Without the pictures, print each of the records below exactly as it appears.
·····
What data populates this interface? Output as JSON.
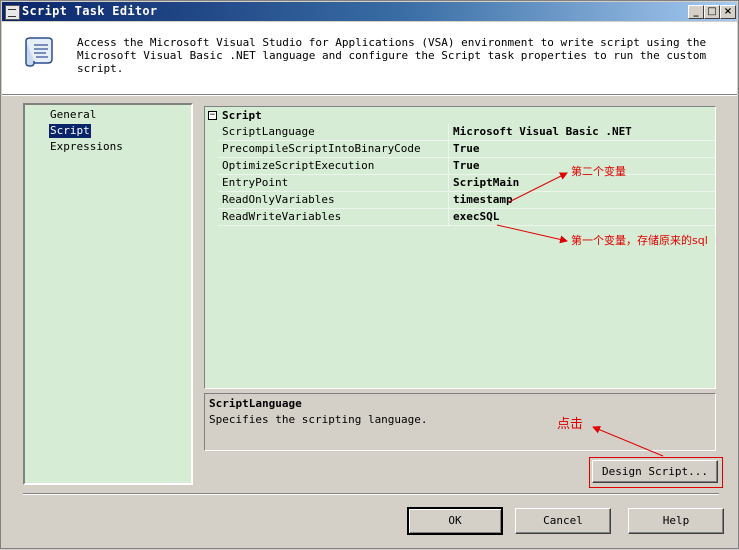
{
  "window": {
    "title": "Script Task Editor"
  },
  "header": {
    "description": "Access the Microsoft Visual Studio for Applications (VSA) environment to write script using the Microsoft Visual Basic .NET language and configure the Script task properties to run the custom script."
  },
  "nav": {
    "items": [
      {
        "label": "General",
        "selected": false
      },
      {
        "label": "Script",
        "selected": true
      },
      {
        "label": "Expressions",
        "selected": false
      }
    ]
  },
  "grid": {
    "category": "Script",
    "rows": [
      {
        "name": "ScriptLanguage",
        "value": "Microsoft Visual Basic .NET"
      },
      {
        "name": "PrecompileScriptIntoBinaryCode",
        "value": "True"
      },
      {
        "name": "OptimizeScriptExecution",
        "value": "True"
      },
      {
        "name": "EntryPoint",
        "value": "ScriptMain"
      },
      {
        "name": "ReadOnlyVariables",
        "value": "timestamp"
      },
      {
        "name": "ReadWriteVariables",
        "value": "execSQL"
      }
    ]
  },
  "description_panel": {
    "title": "ScriptLanguage",
    "text": "Specifies the scripting language."
  },
  "buttons": {
    "design_script": "Design Script...",
    "ok": "OK",
    "cancel": "Cancel",
    "help": "Help"
  },
  "annotations": {
    "second_variable": "第二个变量",
    "first_variable": "第一个变量，存储原来的sql",
    "click": "点击",
    "color": "#e00000"
  }
}
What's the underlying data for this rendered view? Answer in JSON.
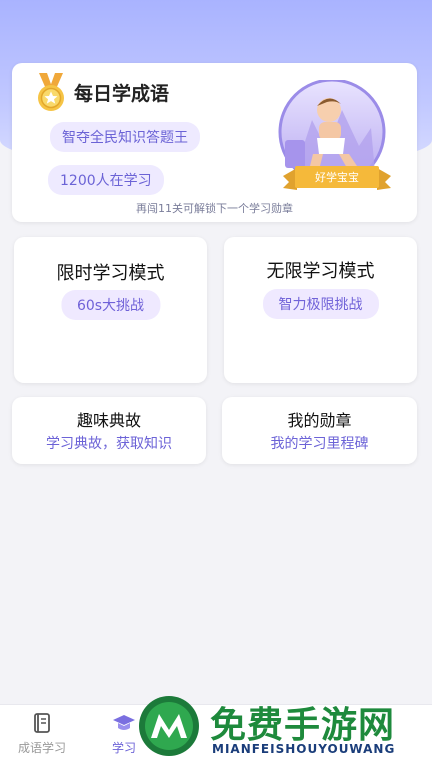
{
  "main": {
    "title": "每日学成语",
    "pill_quiz": "智夺全民知识答题王",
    "pill_learners": "1200人在学习",
    "unlock_tip": "再闯11关可解锁下一个学习勋章",
    "badge_ribbon": "好学宝宝"
  },
  "tiles": {
    "timed": {
      "title": "限时学习模式",
      "pill": "60s大挑战"
    },
    "unlimited": {
      "title": "无限学习模式",
      "pill": "智力极限挑战"
    },
    "stories": {
      "title": "趣味典故",
      "sub": "学习典故，获取知识"
    },
    "medals": {
      "title": "我的勋章",
      "sub": "我的学习里程碑"
    }
  },
  "tabbar": {
    "items": [
      {
        "label": "成语学习",
        "icon": "book-icon"
      },
      {
        "label": "学习",
        "icon": "graduation-cap-icon",
        "active": true
      }
    ]
  },
  "watermark": {
    "text": "免费手游网",
    "sub": "MIANFEISHOUYOUWANG"
  },
  "colors": {
    "accent": "#6c63d7",
    "pill_bg": "#eeeaff",
    "hero_bg": "#a9b3ff",
    "ribbon": "#f5b93a"
  }
}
·····
## ANSWER FOR THIS EXERCISE
What data populates this interface? Output as JSON.
{
  "window": {
    "title": "Script Task Editor"
  },
  "header": {
    "description": "Access the Microsoft Visual Studio for Applications (VSA) environment to write script using the Microsoft Visual Basic .NET language and configure the Script task properties to run the custom script."
  },
  "nav": {
    "items": [
      {
        "label": "General",
        "selected": false
      },
      {
        "label": "Script",
        "selected": true
      },
      {
        "label": "Expressions",
        "selected": false
      }
    ]
  },
  "grid": {
    "category": "Script",
    "rows": [
      {
        "name": "ScriptLanguage",
        "value": "Microsoft Visual Basic .NET"
      },
      {
        "name": "PrecompileScriptIntoBinaryCode",
        "value": "True"
      },
      {
        "name": "OptimizeScriptExecution",
        "value": "True"
      },
      {
        "name": "EntryPoint",
        "value": "ScriptMain"
      },
      {
        "name": "ReadOnlyVariables",
        "value": "timestamp"
      },
      {
        "name": "ReadWriteVariables",
        "value": "execSQL"
      }
    ]
  },
  "description_panel": {
    "title": "ScriptLanguage",
    "text": "Specifies the scripting language."
  },
  "buttons": {
    "design_script": "Design Script...",
    "ok": "OK",
    "cancel": "Cancel",
    "help": "Help"
  },
  "annotations": {
    "second_variable": "第二个变量",
    "first_variable": "第一个变量，存储原来的sql",
    "click": "点击",
    "color": "#e00000"
  }
}
What's the underlying data for this rendered view? Answer in JSON.
{
  "main": {
    "title": "每日学成语",
    "pill_quiz": "智夺全民知识答题王",
    "pill_learners": "1200人在学习",
    "unlock_tip": "再闯11关可解锁下一个学习勋章",
    "badge_ribbon": "好学宝宝"
  },
  "tiles": {
    "timed": {
      "title": "限时学习模式",
      "pill": "60s大挑战"
    },
    "unlimited": {
      "title": "无限学习模式",
      "pill": "智力极限挑战"
    },
    "stories": {
      "title": "趣味典故",
      "sub": "学习典故，获取知识"
    },
    "medals": {
      "title": "我的勋章",
      "sub": "我的学习里程碑"
    }
  },
  "tabbar": {
    "items": [
      {
        "label": "成语学习",
        "icon": "book-icon"
      },
      {
        "label": "学习",
        "icon": "graduation-cap-icon",
        "active": true
      }
    ]
  },
  "watermark": {
    "text": "免费手游网",
    "sub": "MIANFEISHOUYOUWANG"
  },
  "colors": {
    "accent": "#6c63d7",
    "pill_bg": "#eeeaff",
    "hero_bg": "#a9b3ff",
    "ribbon": "#f5b93a"
  }
}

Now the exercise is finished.